# DESCRIPTION OF THE TASK:
Output every entry exactly as written, but omit the pictures.
══ PROVIDED DATA ══
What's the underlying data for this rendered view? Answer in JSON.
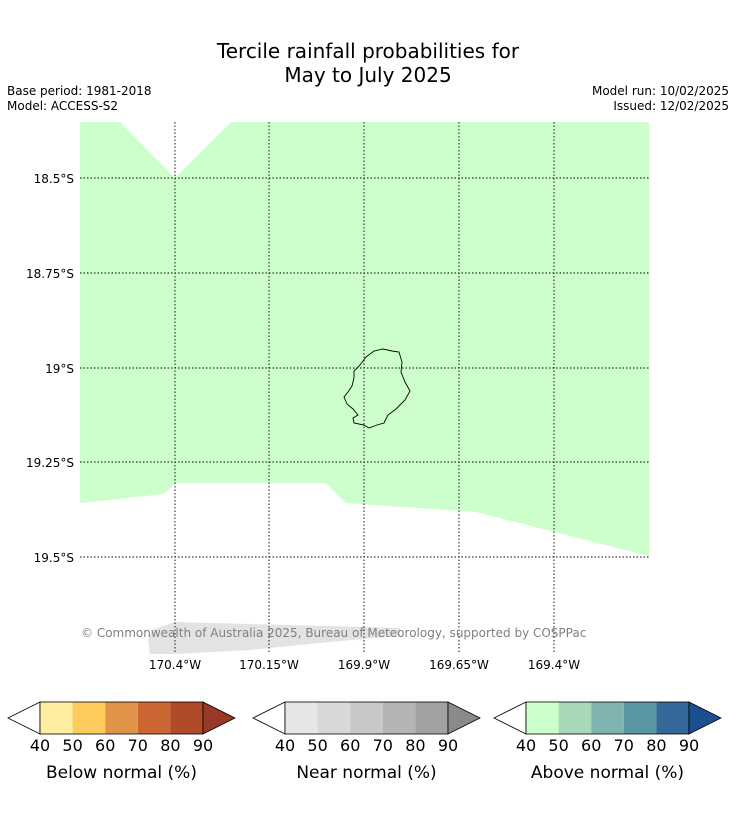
{
  "title": {
    "line1": "Tercile rainfall probabilities for",
    "line2": "May to July 2025"
  },
  "info_left": {
    "base_period": "Base period: 1981-2018",
    "model": "Model: ACCESS-S2"
  },
  "info_right": {
    "model_run": "Model run: 10/02/2025",
    "issued": "Issued: 12/02/2025"
  },
  "map": {
    "latitude_labels": [
      "18.5°S",
      "18.75°S",
      "19°S",
      "19.25°S",
      "19.5°S"
    ],
    "longitude_labels": [
      "170.4°W",
      "170.15°W",
      "169.9°W",
      "169.65°W",
      "169.4°W"
    ],
    "island_name": "",
    "copyright": "© Commonwealth of Australia 2025, Bureau of Meteorology, supported by COSPPac",
    "region_category": "Above normal",
    "region_probability_bin": "40-50",
    "colors": {
      "above_40_50": "#ccffcc",
      "land_mask": "#e0e0e0",
      "grid": "#000000"
    }
  },
  "colorbars": [
    {
      "title": "Below normal (%)",
      "ticks": [
        "40",
        "50",
        "60",
        "70",
        "80",
        "90"
      ],
      "colors": [
        "#ffeda0",
        "#fecc5c",
        "#e0944a",
        "#cc6633",
        "#b04a28"
      ],
      "over_color": "#98392a"
    },
    {
      "title": "Near normal (%)",
      "ticks": [
        "40",
        "50",
        "60",
        "70",
        "80",
        "90"
      ],
      "colors": [
        "#e6e6e6",
        "#d8d8d8",
        "#c8c8c8",
        "#b4b4b4",
        "#a2a2a2"
      ],
      "over_color": "#8a8a8a"
    },
    {
      "title": "Above normal (%)",
      "ticks": [
        "40",
        "50",
        "60",
        "70",
        "80",
        "90"
      ],
      "colors": [
        "#ccffcc",
        "#a8d8b8",
        "#80b4b0",
        "#5a96a2",
        "#346898"
      ],
      "over_color": "#1a5090"
    }
  ]
}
═══
# SOLUTION FOR THIS TASK:
What's the underlying data for this rendered view? Answer in JSON.
{
  "title": {
    "line1": "Tercile rainfall probabilities for",
    "line2": "May to July 2025"
  },
  "info_left": {
    "base_period": "Base period: 1981-2018",
    "model": "Model: ACCESS-S2"
  },
  "info_right": {
    "model_run": "Model run: 10/02/2025",
    "issued": "Issued: 12/02/2025"
  },
  "map": {
    "latitude_labels": [
      "18.5°S",
      "18.75°S",
      "19°S",
      "19.25°S",
      "19.5°S"
    ],
    "longitude_labels": [
      "170.4°W",
      "170.15°W",
      "169.9°W",
      "169.65°W",
      "169.4°W"
    ],
    "island_name": "",
    "copyright": "© Commonwealth of Australia 2025, Bureau of Meteorology, supported by COSPPac",
    "region_category": "Above normal",
    "region_probability_bin": "40-50",
    "colors": {
      "above_40_50": "#ccffcc",
      "land_mask": "#e0e0e0",
      "grid": "#000000"
    }
  },
  "colorbars": [
    {
      "title": "Below normal (%)",
      "ticks": [
        "40",
        "50",
        "60",
        "70",
        "80",
        "90"
      ],
      "colors": [
        "#ffeda0",
        "#fecc5c",
        "#e0944a",
        "#cc6633",
        "#b04a28"
      ],
      "over_color": "#98392a"
    },
    {
      "title": "Near normal (%)",
      "ticks": [
        "40",
        "50",
        "60",
        "70",
        "80",
        "90"
      ],
      "colors": [
        "#e6e6e6",
        "#d8d8d8",
        "#c8c8c8",
        "#b4b4b4",
        "#a2a2a2"
      ],
      "over_color": "#8a8a8a"
    },
    {
      "title": "Above normal (%)",
      "ticks": [
        "40",
        "50",
        "60",
        "70",
        "80",
        "90"
      ],
      "colors": [
        "#ccffcc",
        "#a8d8b8",
        "#80b4b0",
        "#5a96a2",
        "#346898"
      ],
      "over_color": "#1a5090"
    }
  ]
}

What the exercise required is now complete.